** START DATASET **

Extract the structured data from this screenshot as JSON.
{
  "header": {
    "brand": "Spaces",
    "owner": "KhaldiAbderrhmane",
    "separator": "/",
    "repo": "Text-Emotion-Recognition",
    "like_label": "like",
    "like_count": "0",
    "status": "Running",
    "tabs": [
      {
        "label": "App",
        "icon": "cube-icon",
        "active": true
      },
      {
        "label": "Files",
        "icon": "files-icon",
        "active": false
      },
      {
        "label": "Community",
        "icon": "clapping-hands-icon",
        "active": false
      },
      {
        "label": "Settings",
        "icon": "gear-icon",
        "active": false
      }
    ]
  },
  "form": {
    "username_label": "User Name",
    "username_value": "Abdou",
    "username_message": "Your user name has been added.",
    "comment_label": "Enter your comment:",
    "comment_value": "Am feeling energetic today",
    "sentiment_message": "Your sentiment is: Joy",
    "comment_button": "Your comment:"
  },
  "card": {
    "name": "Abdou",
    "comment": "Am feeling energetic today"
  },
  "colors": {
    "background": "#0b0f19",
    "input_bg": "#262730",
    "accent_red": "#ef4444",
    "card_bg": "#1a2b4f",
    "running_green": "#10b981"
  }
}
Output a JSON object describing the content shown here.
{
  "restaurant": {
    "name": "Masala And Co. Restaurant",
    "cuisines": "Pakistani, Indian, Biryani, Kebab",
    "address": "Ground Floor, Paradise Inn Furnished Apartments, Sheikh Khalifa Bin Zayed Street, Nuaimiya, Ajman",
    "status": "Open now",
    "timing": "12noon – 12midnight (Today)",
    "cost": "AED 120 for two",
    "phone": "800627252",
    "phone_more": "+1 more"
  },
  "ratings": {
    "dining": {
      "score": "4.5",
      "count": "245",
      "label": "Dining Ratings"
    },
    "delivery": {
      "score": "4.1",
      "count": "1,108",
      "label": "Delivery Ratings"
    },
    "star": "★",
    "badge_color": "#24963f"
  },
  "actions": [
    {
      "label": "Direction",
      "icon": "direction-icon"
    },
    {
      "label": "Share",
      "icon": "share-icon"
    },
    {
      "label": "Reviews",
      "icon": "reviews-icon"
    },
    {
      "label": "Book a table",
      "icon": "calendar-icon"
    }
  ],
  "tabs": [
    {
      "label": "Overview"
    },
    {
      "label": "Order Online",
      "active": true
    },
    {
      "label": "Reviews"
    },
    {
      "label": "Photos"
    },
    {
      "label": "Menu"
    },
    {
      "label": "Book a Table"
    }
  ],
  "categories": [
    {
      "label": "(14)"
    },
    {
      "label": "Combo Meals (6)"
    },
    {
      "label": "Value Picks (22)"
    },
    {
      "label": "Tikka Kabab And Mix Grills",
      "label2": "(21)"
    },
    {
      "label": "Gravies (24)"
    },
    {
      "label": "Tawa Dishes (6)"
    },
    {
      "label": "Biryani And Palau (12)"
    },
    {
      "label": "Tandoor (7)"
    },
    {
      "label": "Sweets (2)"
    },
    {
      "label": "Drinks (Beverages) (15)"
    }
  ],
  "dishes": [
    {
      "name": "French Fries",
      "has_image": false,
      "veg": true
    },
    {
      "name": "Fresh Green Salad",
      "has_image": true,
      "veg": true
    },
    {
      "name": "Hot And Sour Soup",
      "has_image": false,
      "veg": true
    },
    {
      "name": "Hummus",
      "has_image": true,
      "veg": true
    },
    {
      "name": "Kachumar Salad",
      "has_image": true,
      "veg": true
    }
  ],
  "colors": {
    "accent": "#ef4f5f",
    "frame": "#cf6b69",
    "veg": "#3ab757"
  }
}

** END DATASET **

Repeat the data precisely, reproducing every entry.

Extract the structured data from this screenshot as JSON.
{
  "header": {
    "brand": "Spaces",
    "owner": "KhaldiAbderrhmane",
    "separator": "/",
    "repo": "Text-Emotion-Recognition",
    "like_label": "like",
    "like_count": "0",
    "status": "Running",
    "tabs": [
      {
        "label": "App",
        "icon": "cube-icon",
        "active": true
      },
      {
        "label": "Files",
        "icon": "files-icon",
        "active": false
      },
      {
        "label": "Community",
        "icon": "clapping-hands-icon",
        "active": false
      },
      {
        "label": "Settings",
        "icon": "gear-icon",
        "active": false
      }
    ]
  },
  "form": {
    "username_label": "User Name",
    "username_value": "Abdou",
    "username_message": "Your user name has been added.",
    "comment_label": "Enter your comment:",
    "comment_value": "Am feeling energetic today",
    "sentiment_message": "Your sentiment is: Joy",
    "comment_button": "Your comment:"
  },
  "card": {
    "name": "Abdou",
    "comment": "Am feeling energetic today"
  },
  "colors": {
    "background": "#0b0f19",
    "input_bg": "#262730",
    "accent_red": "#ef4444",
    "card_bg": "#1a2b4f",
    "running_green": "#10b981"
  }
}
Output a JSON object describing the content shown here.
{
  "restaurant": {
    "name": "Masala And Co. Restaurant",
    "cuisines": "Pakistani, Indian, Biryani, Kebab",
    "address": "Ground Floor, Paradise Inn Furnished Apartments, Sheikh Khalifa Bin Zayed Street, Nuaimiya, Ajman",
    "status": "Open now",
    "timing": "12noon – 12midnight (Today)",
    "cost": "AED 120 for two",
    "phone": "800627252",
    "phone_more": "+1 more"
  },
  "ratings": {
    "dining": {
      "score": "4.5",
      "count": "245",
      "label": "Dining Ratings"
    },
    "delivery": {
      "score": "4.1",
      "count": "1,108",
      "label": "Delivery Ratings"
    },
    "star": "★",
    "badge_color": "#24963f"
  },
  "actions": [
    {
      "label": "Direction",
      "icon": "direction-icon"
    },
    {
      "label": "Share",
      "icon": "share-icon"
    },
    {
      "label": "Reviews",
      "icon": "reviews-icon"
    },
    {
      "label": "Book a table",
      "icon": "calendar-icon"
    }
  ],
  "tabs": [
    {
      "label": "Overview"
    },
    {
      "label": "Order Online",
      "active": true
    },
    {
      "label": "Reviews"
    },
    {
      "label": "Photos"
    },
    {
      "label": "Menu"
    },
    {
      "label": "Book a Table"
    }
  ],
  "categories": [
    {
      "label": "(14)"
    },
    {
      "label": "Combo Meals (6)"
    },
    {
      "label": "Value Picks (22)"
    },
    {
      "label": "Tikka Kabab And Mix Grills",
      "label2": "(21)"
    },
    {
      "label": "Gravies (24)"
    },
    {
      "label": "Tawa Dishes (6)"
    },
    {
      "label": "Biryani And Palau (12)"
    },
    {
      "label": "Tandoor (7)"
    },
    {
      "label": "Sweets (2)"
    },
    {
      "label": "Drinks (Beverages) (15)"
    }
  ],
  "dishes": [
    {
      "name": "French Fries",
      "has_image": false,
      "veg": true
    },
    {
      "name": "Fresh Green Salad",
      "has_image": true,
      "veg": true
    },
    {
      "name": "Hot And Sour Soup",
      "has_image": false,
      "veg": true
    },
    {
      "name": "Hummus",
      "has_image": true,
      "veg": true
    },
    {
      "name": "Kachumar Salad",
      "has_image": true,
      "veg": true
    }
  ],
  "colors": {
    "accent": "#ef4f5f",
    "frame": "#cf6b69",
    "veg": "#3ab757"
  }
}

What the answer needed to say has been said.